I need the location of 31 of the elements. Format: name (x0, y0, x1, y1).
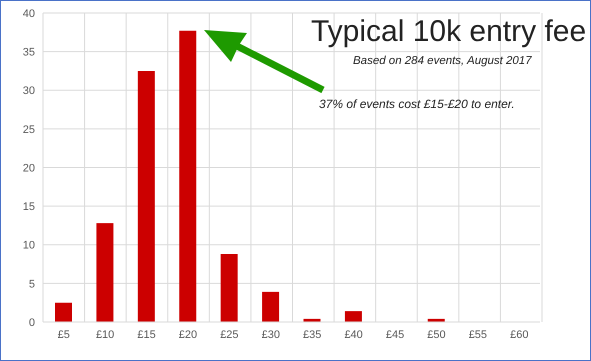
x-tick-label: £15 (137, 328, 156, 341)
x-tick-label: £20 (178, 328, 198, 341)
x-tick-label: £40 (344, 328, 363, 341)
y-tick-label: 20 (22, 162, 35, 174)
bar (179, 30, 196, 322)
y-tick-label: 30 (22, 85, 35, 98)
bar (138, 70, 155, 322)
x-tick-label: £25 (220, 328, 239, 341)
x-tick-label: £5 (58, 328, 70, 341)
bar (262, 292, 280, 322)
x-tick-label: £45 (386, 328, 404, 341)
y-tick-label: 10 (22, 240, 35, 252)
x-tick-label: £50 (427, 328, 446, 341)
x-tick-label: £10 (96, 328, 114, 341)
chart-title: Typical 10k entry fee (311, 15, 586, 49)
x-tick-label: £30 (262, 328, 280, 341)
text: Based on 284 events, August 2017 (353, 55, 532, 67)
x-tick-label: £60 (510, 328, 528, 341)
y-tick-label: 35 (22, 46, 35, 59)
bar (344, 311, 362, 322)
y-tick-label: 25 (22, 124, 35, 136)
bar (220, 254, 238, 322)
bar (55, 302, 72, 322)
y-tick-label: 0 (28, 316, 35, 329)
bar (96, 223, 114, 322)
y-tick-label: 5 (28, 278, 35, 290)
x-tick-label: £35 (303, 328, 322, 341)
x-tick-label: £55 (468, 328, 488, 341)
y-tick-label: 40 (22, 8, 35, 20)
annotation: 37% of events cost £15-£20 to enter. (319, 97, 515, 111)
y-tick-label: 15 (22, 201, 35, 214)
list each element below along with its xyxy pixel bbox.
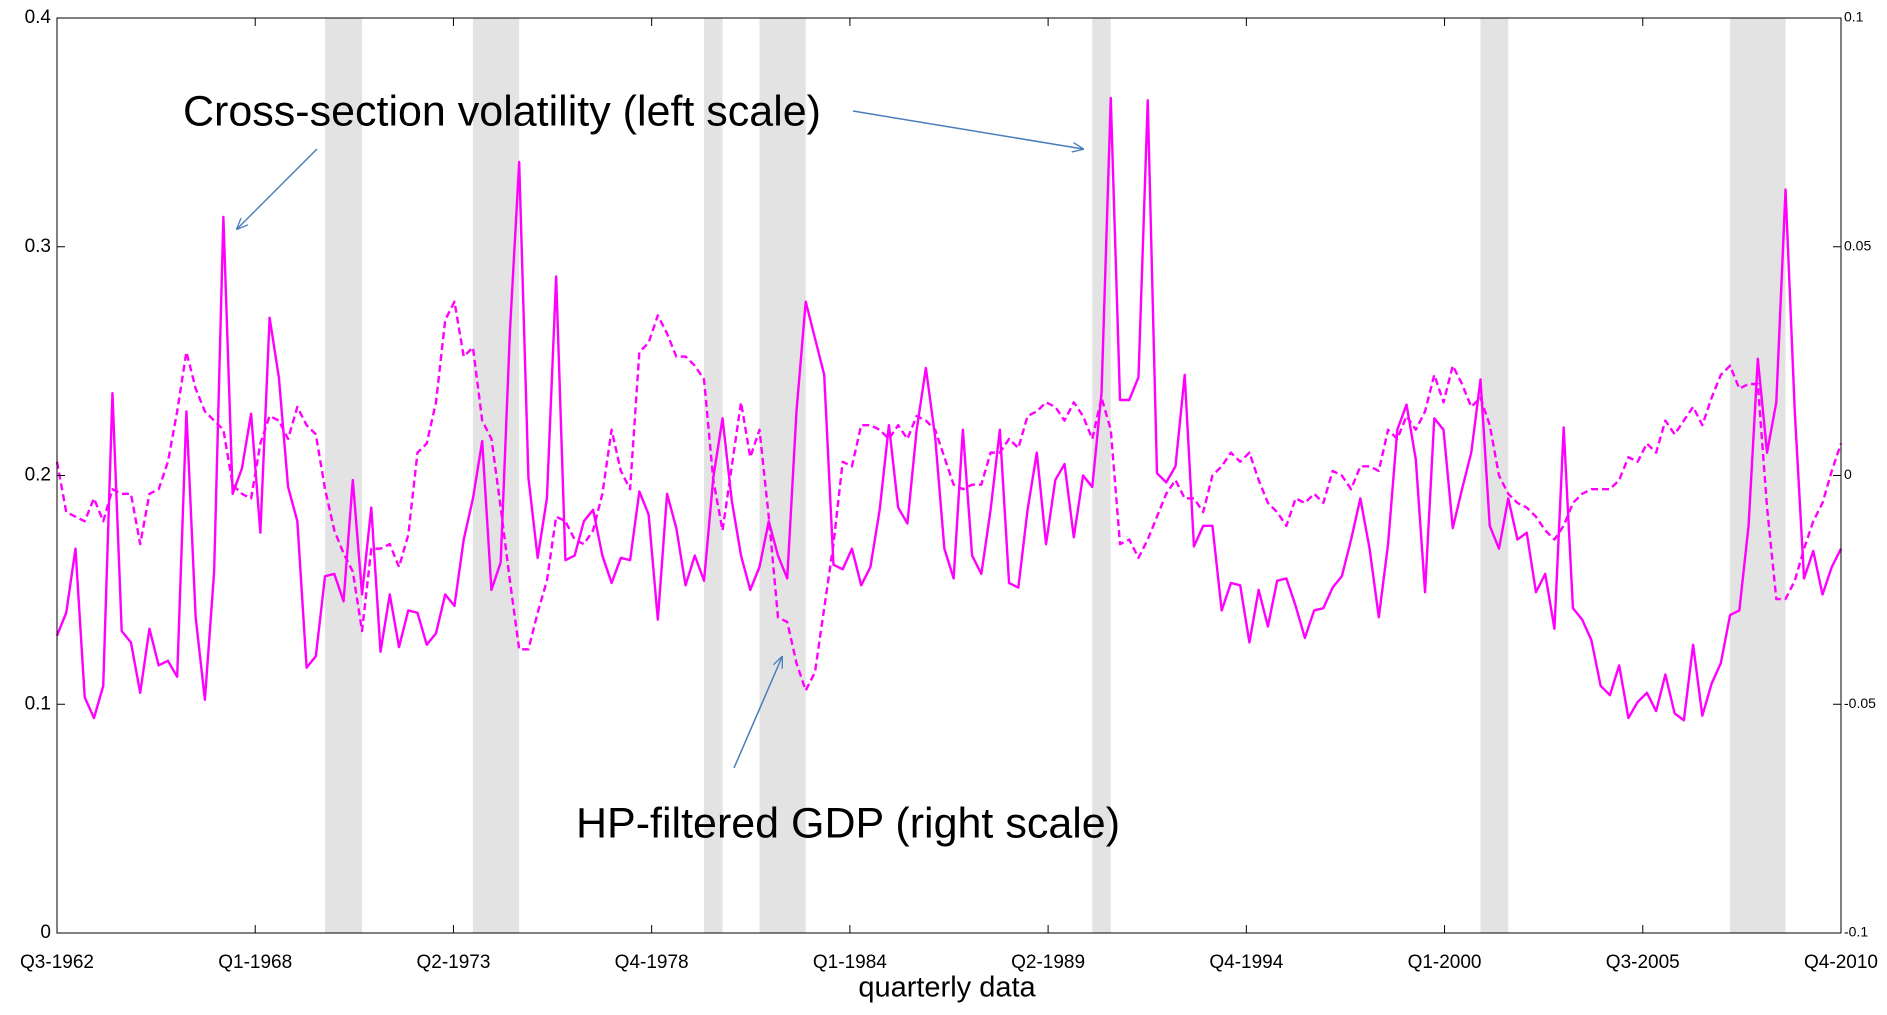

#### What you need to do
Reproduce every entry above word for word, line by line, leaving out the pictures.

#### Written response
I need the location of 31 of the elements. Format: name (x0, y0, x1, y1).
x-tick-label: £15 (137, 328, 156, 341)
x-tick-label: £20 (178, 328, 198, 341)
x-tick-label: £40 (344, 328, 363, 341)
y-tick-label: 20 (22, 162, 35, 174)
bar (179, 30, 196, 322)
y-tick-label: 30 (22, 85, 35, 98)
bar (138, 70, 155, 322)
x-tick-label: £25 (220, 328, 239, 341)
x-tick-label: £5 (58, 328, 70, 341)
bar (262, 292, 280, 322)
x-tick-label: £45 (386, 328, 404, 341)
y-tick-label: 10 (22, 240, 35, 252)
x-tick-label: £50 (427, 328, 446, 341)
x-tick-label: £10 (96, 328, 114, 341)
chart-title: Typical 10k entry fee (311, 15, 586, 49)
x-tick-label: £30 (262, 328, 280, 341)
text: Based on 284 events, August 2017 (353, 55, 532, 67)
x-tick-label: £60 (510, 328, 528, 341)
y-tick-label: 35 (22, 46, 35, 59)
bar (344, 311, 362, 322)
y-tick-label: 25 (22, 124, 35, 136)
bar (220, 254, 238, 322)
bar (55, 302, 72, 322)
y-tick-label: 0 (28, 316, 35, 329)
bar (96, 223, 114, 322)
y-tick-label: 5 (28, 278, 35, 290)
x-tick-label: £35 (303, 328, 322, 341)
x-tick-label: £55 (468, 328, 488, 341)
y-tick-label: 40 (22, 8, 35, 20)
annotation: 37% of events cost £15-£20 to enter. (319, 97, 515, 111)
y-tick-label: 15 (22, 201, 35, 214)
list each element below along with its xyxy pixel bbox.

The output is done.